### INSTRUCTIONS FOR THE TASK
Take each line containing "application" and report it exactly as written.

### DATA SUPPLIED
####

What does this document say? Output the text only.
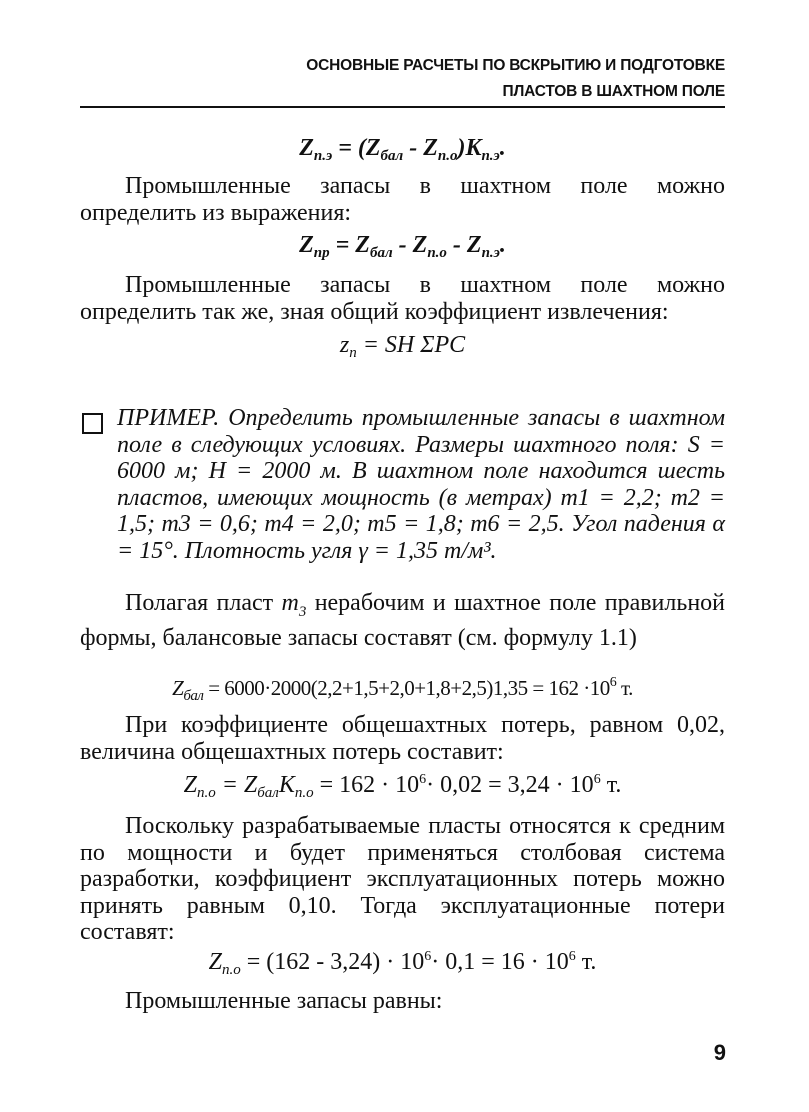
ОСНОВНЫЕ РАСЧЕТЫ ПО ВСКРЫТИЮ И ПОДГОТОВКЕ
ПЛАСТОВ В ШАХТНОМ ПОЛЕ
$Z_{п.э} = (Z_{бал} - Z_{п.о})K_{п.э}$.
Промышленные запасы в шахтном поле можно определить из выражения:
$Z_{пр} = Z_{бал} - Z_{п.о} - Z_{п.э}$.
Промышленные запасы в шахтном поле можно определить так же, зная общий коэффициент извлечения:
$z_п$ = SH ΣPC
ПРИМЕР. Определить промышленные запасы в шахтном поле в следующих условиях. Размеры шахтного поля: S = 6000 м; H = 2000 м. В шахтном поле находится шесть пластов, имеющих мощность (в метрах) m1 = 2,2; m2 = 1,5; m3 = 0,6; m4 = 2,0; m5 = 1,8; m6 = 2,5. Угол падения α = 15°. Плотность угля γ = 1,35 т/м³.
Полагая пласт $m_3$ нерабочим и шахтное поле правильной формы, балансовые запасы составят (см. формулу 1.1)
$Z_{бал} = 6000\cdot 2000(2,2+1,5+2,0+1,8+2,5)1,35 = 162 \cdot 10^6$ т.
При коэффициенте общешахтных потерь, равном 0,02, величина общешахтных потерь составит:
$Z_{п.о} = Z_{бал}K_{п.о} = 162 \cdot 10^6\cdot 0,02 = 3,24 \cdot 10^6$ т.
Поскольку разрабатываемые пласты относятся к средним по мощности и будет применяться столбовая система разработки, коэффициент эксплуатационных потерь можно принять равным 0,10. Тогда эксплуатационные потери составят:
$Z_{п.о} = (162 - 3,24) \cdot 10^6\cdot 0,1 = 16 \cdot 10^6$ т.
Промышленные запасы равны:
9
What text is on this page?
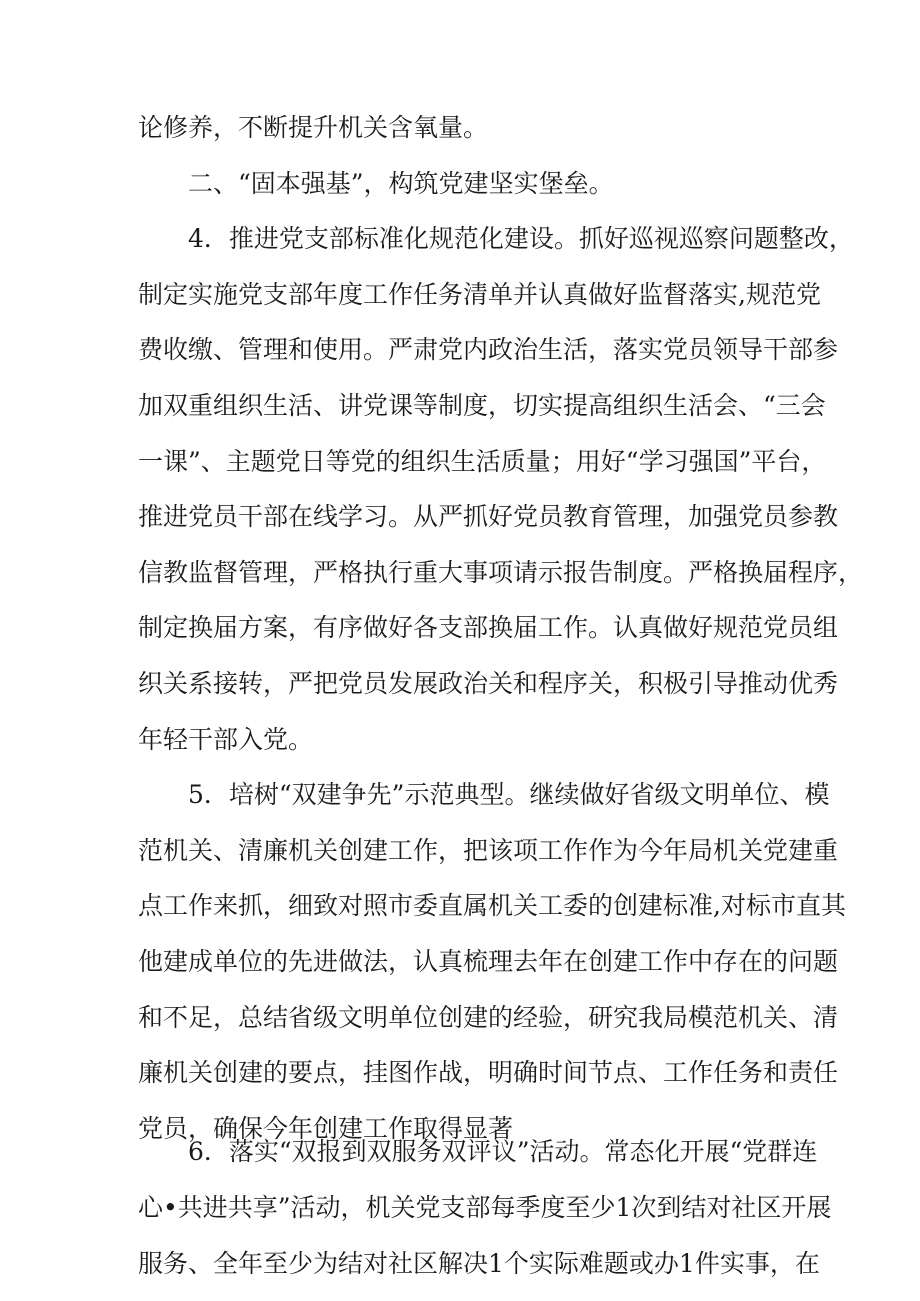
论修养，不断提升机关含氧量。
二、“固本强基”，构筑党建坚实堡垒。
4．推进党支部标准化规范化建设。抓好巡视巡察问题整改，
制定实施党支部年度工作任务清单并认真做好监督落实,规范党
费收缴、管理和使用。严肃党内政治生活，落实党员领导干部参
加双重组织生活、讲党课等制度，切实提高组织生活会、“三会
一课”、主题党日等党的组织生活质量；用好“学习强国”平台，
推进党员干部在线学习。从严抓好党员教育管理，加强党员参教
信教监督管理，严格执行重大事项请示报告制度。严格换届程序，
制定换届方案，有序做好各支部换届工作。认真做好规范党员组
织关系接转，严把党员发展政治关和程序关，积极引导推动优秀
年轻干部入党。
5．培树“双建争先”示范典型。继续做好省级文明单位、模
范机关、清廉机关创建工作，把该项工作作为今年局机关党建重
点工作来抓，细致对照市委直属机关工委的创建标准,对标市直其
他建成单位的先进做法，认真梳理去年在创建工作中存在的问题
和不足，总结省级文明单位创建的经验，研究我局模范机关、清
廉机关创建的要点，挂图作战，明确时间节点、工作任务和责任
党员，确保今年创建工作取得显著
6．落实“双报到双服务双评议”活动。常态化开展“党群连
心•共进共享”活动，机关党支部每季度至少1次到结对社区开展
服务、全年至少为结对社区解决1个实际难题或办1件实事，在
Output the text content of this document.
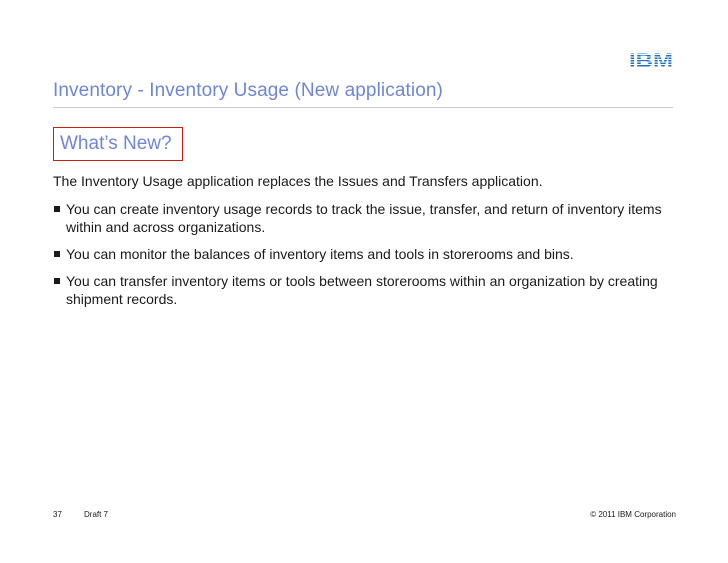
IBM
Inventory - Inventory Usage (New application)
What’s New?
The Inventory Usage application replaces the Issues and Transfers application.
You can create inventory usage records to track the issue, transfer, and return of inventory items within and across organizations.
You can monitor the balances of inventory items and tools in storerooms and bins.
You can transfer inventory items or tools between storerooms within an organization by creating shipment records.
37	Draft 7	© 2011 IBM Corporation
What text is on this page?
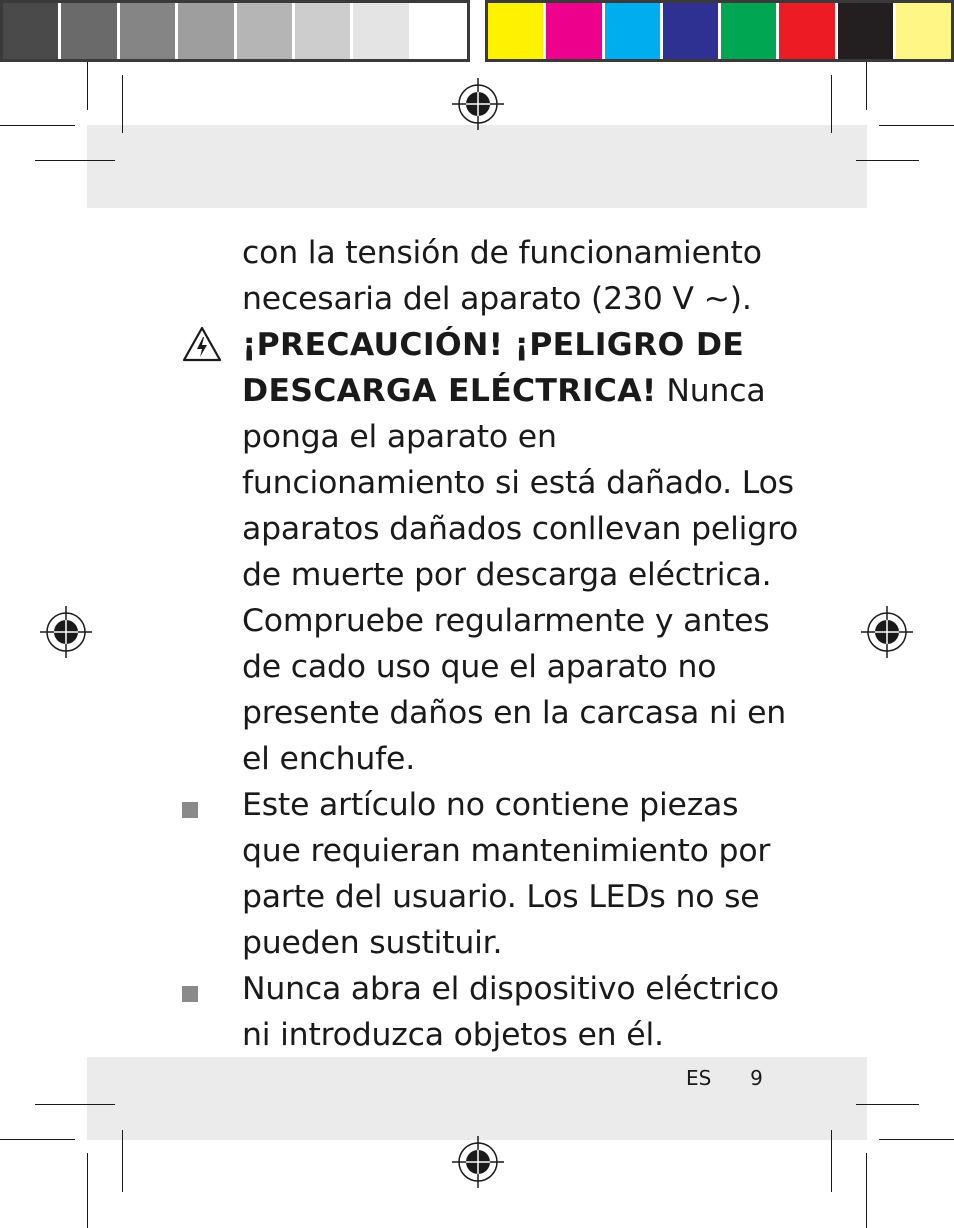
con la tensión de funcionamiento necesaria del aparato (230 V ~).

¡PRECAUCIÓN! ¡PELIGRO DE DESCARGA ELÉCTRICA! Nunca ponga el aparato en funcionamiento si está dañado. Los aparatos dañados conllevan peligro de muerte por descarga eléctrica. Compruebe regularmente y antes de cado uso que el aparato no presente daños en la carcasa ni en el enchufe.

Este artículo no contiene piezas que requieran mantenimiento por parte del usuario. Los LEDs no se pueden sustituir.

Nunca abra el dispositivo eléctrico ni introduzca objetos en él.

ES 9
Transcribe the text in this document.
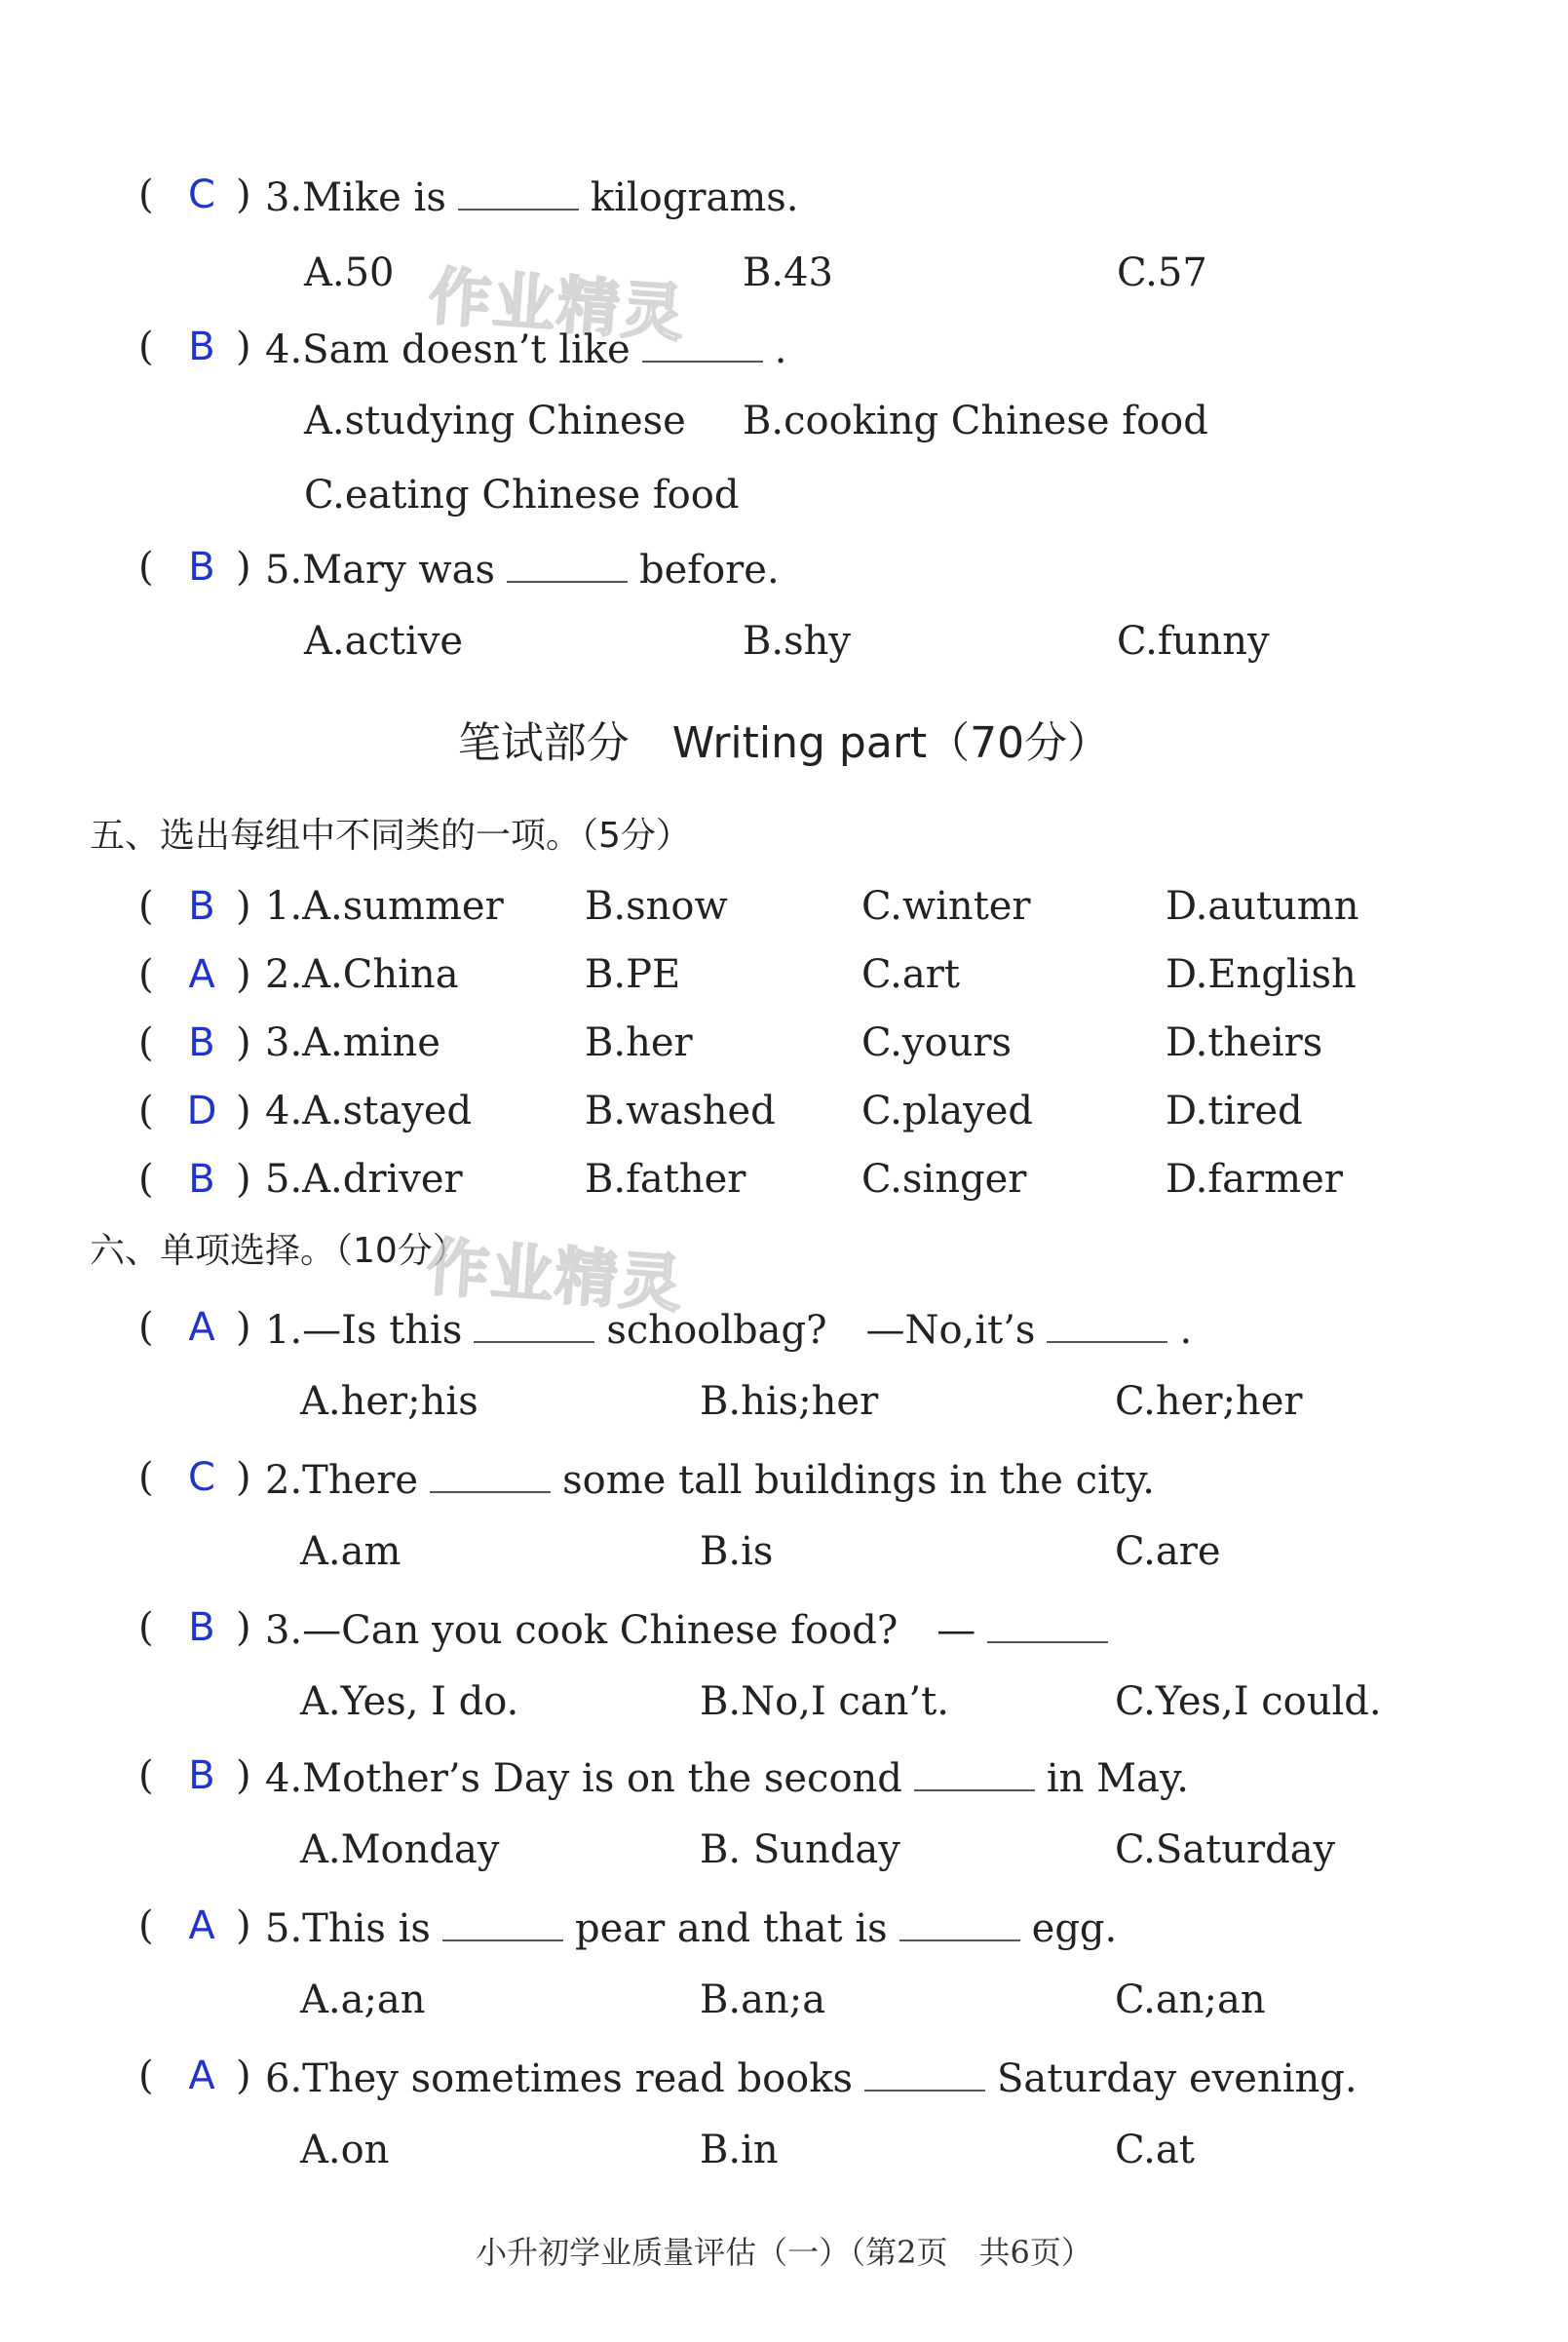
( C ) 3.Mike is	kilograms.
A.50	B.43	C.57
作业精灵
( B ) 4.Sam doesn’t like	.
A.studying Chinese B.cooking Chinese food
C.eating Chinese food
( B ) 5.Mary was	before.
A.active	B.shy	C.funny
笔试部分　Writing part（70分）
五、选出每组中不同类的一项。（5分）
( B ) 1.A.summer B.snow	C.winter	D.autumn
( A ) 2.A.China	B.PE	C.art	D.English
( B ) 3.A.mine	B.her	C.yours	D.theirs
( D ) 4.A.stayed	B.washed C.played	D.tired
( B ) 5.A.driver	B.father	C.singer	D.farmer
六、单项选择。（10分）
作业精灵
( A ) 1.—Is this	schoolbag?　—No,it’s	.
A.her;his	B.his;her	C.her;her
( C ) 2.There	some tall buildings in the city.
A.am	B.is	C.are
( B ) 3.—Can you cook Chinese food?　—
A.Yes, I do.	B.No,I can’t.	C.Yes,I could.
( B ) 4.Mother’s Day is on the second	in May.
A.Monday	B. Sunday	C.Saturday
( A ) 5.This is	pear and that is	egg.
A.a;an	B.an;a	C.an;an
( A ) 6.They sometimes read books	Saturday evening.
A.on	B.in	C.at
小升初学业质量评估（一）（第2页　共6页）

####

### FULL ANSWER
Inventory - Inventory Usage (New application)
The Inventory Usage application replaces the Issues and Transfers application.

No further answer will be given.